_DATA PROVIDED:_

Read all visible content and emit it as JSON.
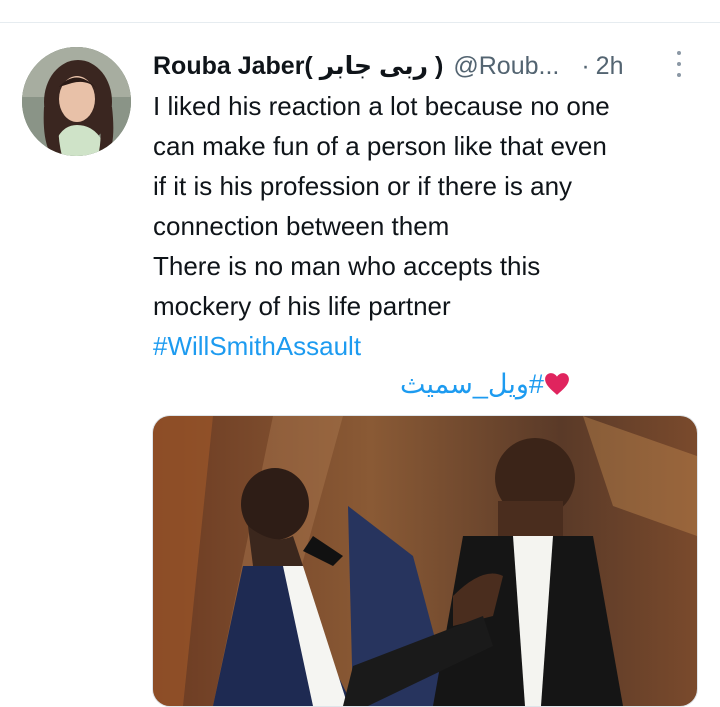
{
  "tweet": {
    "author_name": "Rouba Jaber( ربى جابر )",
    "handle": "@Roub...",
    "separator": "·",
    "time": "2h",
    "text_lines": [
      "I liked his reaction a lot because no one",
      "can make fun of a person like that even",
      "if it is his profession or if there is any",
      "connection between them",
      "There is no man who accepts this",
      "mockery of his life partner"
    ],
    "hashtag": "#WillSmithAssault",
    "arabic_hashtag": "#ويل_سميث",
    "heart_icon": "red-heart-icon",
    "more_icon": "more-vertical-icon",
    "colors": {
      "link": "#1d9bf0",
      "text": "#0f1419",
      "secondary": "#536471",
      "heart": "#e0245e"
    }
  }
}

_WHAT THE EXERCISE ASKS:_
Return every line of the records exactly as given, pictures excluded.

_WRITTEN SOLUTION:_
Read all visible content and emit it as JSON.
{
  "tweet": {
    "author_name": "Rouba Jaber( ربى جابر )",
    "handle": "@Roub...",
    "separator": "·",
    "time": "2h",
    "text_lines": [
      "I liked his reaction a lot because no one",
      "can make fun of a person like that even",
      "if it is his profession or if there is any",
      "connection between them",
      "There is no man who accepts this",
      "mockery of his life partner"
    ],
    "hashtag": "#WillSmithAssault",
    "arabic_hashtag": "#ويل_سميث",
    "heart_icon": "red-heart-icon",
    "more_icon": "more-vertical-icon",
    "colors": {
      "link": "#1d9bf0",
      "text": "#0f1419",
      "secondary": "#536471",
      "heart": "#e0245e"
    }
  }
}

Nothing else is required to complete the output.